WORK TO BE COMPLETED: Print the data exactly, leaving nothing out.

(Stored data entries)
§
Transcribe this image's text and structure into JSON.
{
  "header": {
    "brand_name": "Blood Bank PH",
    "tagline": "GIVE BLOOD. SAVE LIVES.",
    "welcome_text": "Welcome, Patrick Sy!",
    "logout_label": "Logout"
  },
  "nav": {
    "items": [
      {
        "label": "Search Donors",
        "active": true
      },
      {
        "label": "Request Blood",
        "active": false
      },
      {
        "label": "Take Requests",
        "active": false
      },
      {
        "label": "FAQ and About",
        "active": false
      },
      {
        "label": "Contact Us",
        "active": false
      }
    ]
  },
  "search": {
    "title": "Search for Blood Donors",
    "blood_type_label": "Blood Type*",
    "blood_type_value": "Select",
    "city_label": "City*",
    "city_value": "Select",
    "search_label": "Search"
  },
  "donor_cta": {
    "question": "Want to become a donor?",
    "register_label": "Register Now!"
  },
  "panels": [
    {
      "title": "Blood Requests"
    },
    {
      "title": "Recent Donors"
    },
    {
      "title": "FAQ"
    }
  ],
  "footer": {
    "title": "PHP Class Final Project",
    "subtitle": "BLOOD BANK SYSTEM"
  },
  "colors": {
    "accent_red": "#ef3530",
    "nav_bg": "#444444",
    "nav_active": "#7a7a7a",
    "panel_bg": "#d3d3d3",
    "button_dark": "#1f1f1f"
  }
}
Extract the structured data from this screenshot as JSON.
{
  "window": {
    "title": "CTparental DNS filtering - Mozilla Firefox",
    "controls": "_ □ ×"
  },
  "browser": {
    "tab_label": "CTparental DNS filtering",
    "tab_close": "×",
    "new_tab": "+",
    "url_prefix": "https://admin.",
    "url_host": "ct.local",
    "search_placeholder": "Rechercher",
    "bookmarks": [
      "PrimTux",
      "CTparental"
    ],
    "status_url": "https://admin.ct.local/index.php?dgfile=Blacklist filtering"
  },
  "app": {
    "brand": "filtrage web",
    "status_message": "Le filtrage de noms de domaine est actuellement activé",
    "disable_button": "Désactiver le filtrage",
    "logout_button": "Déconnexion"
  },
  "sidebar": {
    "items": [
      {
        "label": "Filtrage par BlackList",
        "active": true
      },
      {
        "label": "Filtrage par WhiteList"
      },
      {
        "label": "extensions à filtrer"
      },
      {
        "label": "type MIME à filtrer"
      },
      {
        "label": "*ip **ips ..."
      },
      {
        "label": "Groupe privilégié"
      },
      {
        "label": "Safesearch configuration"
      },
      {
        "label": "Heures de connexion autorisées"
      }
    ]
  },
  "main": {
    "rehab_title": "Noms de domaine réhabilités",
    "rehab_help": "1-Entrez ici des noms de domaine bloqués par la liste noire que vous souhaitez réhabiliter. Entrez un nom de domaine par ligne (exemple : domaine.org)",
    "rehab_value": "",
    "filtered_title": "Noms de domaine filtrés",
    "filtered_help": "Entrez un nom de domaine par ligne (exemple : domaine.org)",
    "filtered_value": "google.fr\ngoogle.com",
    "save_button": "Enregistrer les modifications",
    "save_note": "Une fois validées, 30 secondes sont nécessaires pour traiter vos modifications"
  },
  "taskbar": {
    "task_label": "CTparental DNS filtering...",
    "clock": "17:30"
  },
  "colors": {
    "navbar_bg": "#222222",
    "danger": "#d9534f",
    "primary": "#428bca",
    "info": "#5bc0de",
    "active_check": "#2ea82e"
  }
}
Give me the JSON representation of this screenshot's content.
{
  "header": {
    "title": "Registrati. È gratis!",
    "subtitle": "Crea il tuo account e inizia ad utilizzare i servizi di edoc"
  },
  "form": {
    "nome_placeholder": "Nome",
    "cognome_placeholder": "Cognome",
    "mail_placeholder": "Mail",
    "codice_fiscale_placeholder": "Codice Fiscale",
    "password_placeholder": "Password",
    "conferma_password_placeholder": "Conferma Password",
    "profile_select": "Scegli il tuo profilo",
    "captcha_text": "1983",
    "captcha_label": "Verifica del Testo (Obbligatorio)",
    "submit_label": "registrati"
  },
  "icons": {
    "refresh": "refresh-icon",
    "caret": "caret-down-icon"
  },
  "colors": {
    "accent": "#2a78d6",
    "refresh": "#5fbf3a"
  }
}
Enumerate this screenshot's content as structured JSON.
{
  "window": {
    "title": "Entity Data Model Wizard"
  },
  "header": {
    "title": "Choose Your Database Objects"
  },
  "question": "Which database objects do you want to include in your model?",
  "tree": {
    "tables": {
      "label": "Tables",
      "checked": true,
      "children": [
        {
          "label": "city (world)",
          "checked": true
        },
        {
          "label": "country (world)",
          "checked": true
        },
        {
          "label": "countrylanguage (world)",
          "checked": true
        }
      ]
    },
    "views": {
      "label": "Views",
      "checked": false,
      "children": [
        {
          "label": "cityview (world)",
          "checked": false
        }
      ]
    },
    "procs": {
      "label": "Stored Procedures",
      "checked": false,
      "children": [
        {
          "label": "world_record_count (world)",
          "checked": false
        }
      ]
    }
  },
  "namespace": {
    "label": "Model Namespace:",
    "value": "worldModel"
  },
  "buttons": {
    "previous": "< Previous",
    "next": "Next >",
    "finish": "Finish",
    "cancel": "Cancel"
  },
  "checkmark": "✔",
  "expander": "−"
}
§
WRITTEN ANSWER:
Transcribe this image's text and structure into JSON.
{
  "header": {
    "brand_name": "Blood Bank PH",
    "tagline": "GIVE BLOOD. SAVE LIVES.",
    "welcome_text": "Welcome, Patrick Sy!",
    "logout_label": "Logout"
  },
  "nav": {
    "items": [
      {
        "label": "Search Donors",
        "active": true
      },
      {
        "label": "Request Blood",
        "active": false
      },
      {
        "label": "Take Requests",
        "active": false
      },
      {
        "label": "FAQ and About",
        "active": false
      },
      {
        "label": "Contact Us",
        "active": false
      }
    ]
  },
  "search": {
    "title": "Search for Blood Donors",
    "blood_type_label": "Blood Type*",
    "blood_type_value": "Select",
    "city_label": "City*",
    "city_value": "Select",
    "search_label": "Search"
  },
  "donor_cta": {
    "question": "Want to become a donor?",
    "register_label": "Register Now!"
  },
  "panels": [
    {
      "title": "Blood Requests"
    },
    {
      "title": "Recent Donors"
    },
    {
      "title": "FAQ"
    }
  ],
  "footer": {
    "title": "PHP Class Final Project",
    "subtitle": "BLOOD BANK SYSTEM"
  },
  "colors": {
    "accent_red": "#ef3530",
    "nav_bg": "#444444",
    "nav_active": "#7a7a7a",
    "panel_bg": "#d3d3d3",
    "button_dark": "#1f1f1f"
  }
}
Extract the structured data from this screenshot as JSON.
{
  "window": {
    "title": "CTparental DNS filtering - Mozilla Firefox",
    "controls": "_ □ ×"
  },
  "browser": {
    "tab_label": "CTparental DNS filtering",
    "tab_close": "×",
    "new_tab": "+",
    "url_prefix": "https://admin.",
    "url_host": "ct.local",
    "search_placeholder": "Rechercher",
    "bookmarks": [
      "PrimTux",
      "CTparental"
    ],
    "status_url": "https://admin.ct.local/index.php?dgfile=Blacklist filtering"
  },
  "app": {
    "brand": "filtrage web",
    "status_message": "Le filtrage de noms de domaine est actuellement activé",
    "disable_button": "Désactiver le filtrage",
    "logout_button": "Déconnexion"
  },
  "sidebar": {
    "items": [
      {
        "label": "Filtrage par BlackList",
        "active": true
      },
      {
        "label": "Filtrage par WhiteList"
      },
      {
        "label": "extensions à filtrer"
      },
      {
        "label": "type MIME à filtrer"
      },
      {
        "label": "*ip **ips ..."
      },
      {
        "label": "Groupe privilégié"
      },
      {
        "label": "Safesearch configuration"
      },
      {
        "label": "Heures de connexion autorisées"
      }
    ]
  },
  "main": {
    "rehab_title": "Noms de domaine réhabilités",
    "rehab_help": "1-Entrez ici des noms de domaine bloqués par la liste noire que vous souhaitez réhabiliter. Entrez un nom de domaine par ligne (exemple : domaine.org)",
    "rehab_value": "",
    "filtered_title": "Noms de domaine filtrés",
    "filtered_help": "Entrez un nom de domaine par ligne (exemple : domaine.org)",
    "filtered_value": "google.fr\ngoogle.com",
    "save_button": "Enregistrer les modifications",
    "save_note": "Une fois validées, 30 secondes sont nécessaires pour traiter vos modifications"
  },
  "taskbar": {
    "task_label": "CTparental DNS filtering...",
    "clock": "17:30"
  },
  "colors": {
    "navbar_bg": "#222222",
    "danger": "#d9534f",
    "primary": "#428bca",
    "info": "#5bc0de",
    "active_check": "#2ea82e"
  }
}
Give me the JSON representation of this screenshot's content.
{
  "header": {
    "title": "Registrati. È gratis!",
    "subtitle": "Crea il tuo account e inizia ad utilizzare i servizi di edoc"
  },
  "form": {
    "nome_placeholder": "Nome",
    "cognome_placeholder": "Cognome",
    "mail_placeholder": "Mail",
    "codice_fiscale_placeholder": "Codice Fiscale",
    "password_placeholder": "Password",
    "conferma_password_placeholder": "Conferma Password",
    "profile_select": "Scegli il tuo profilo",
    "captcha_text": "1983",
    "captcha_label": "Verifica del Testo (Obbligatorio)",
    "submit_label": "registrati"
  },
  "icons": {
    "refresh": "refresh-icon",
    "caret": "caret-down-icon"
  },
  "colors": {
    "accent": "#2a78d6",
    "refresh": "#5fbf3a"
  }
}
Enumerate this screenshot's content as structured JSON.
{
  "window": {
    "title": "Entity Data Model Wizard"
  },
  "header": {
    "title": "Choose Your Database Objects"
  },
  "question": "Which database objects do you want to include in your model?",
  "tree": {
    "tables": {
      "label": "Tables",
      "checked": true,
      "children": [
        {
          "label": "city (world)",
          "checked": true
        },
        {
          "label": "country (world)",
          "checked": true
        },
        {
          "label": "countrylanguage (world)",
          "checked": true
        }
      ]
    },
    "views": {
      "label": "Views",
      "checked": false,
      "children": [
        {
          "label": "cityview (world)",
          "checked": false
        }
      ]
    },
    "procs": {
      "label": "Stored Procedures",
      "checked": false,
      "children": [
        {
          "label": "world_record_count (world)",
          "checked": false
        }
      ]
    }
  },
  "namespace": {
    "label": "Model Namespace:",
    "value": "worldModel"
  },
  "buttons": {
    "previous": "< Previous",
    "next": "Next >",
    "finish": "Finish",
    "cancel": "Cancel"
  },
  "checkmark": "✔",
  "expander": "−"
}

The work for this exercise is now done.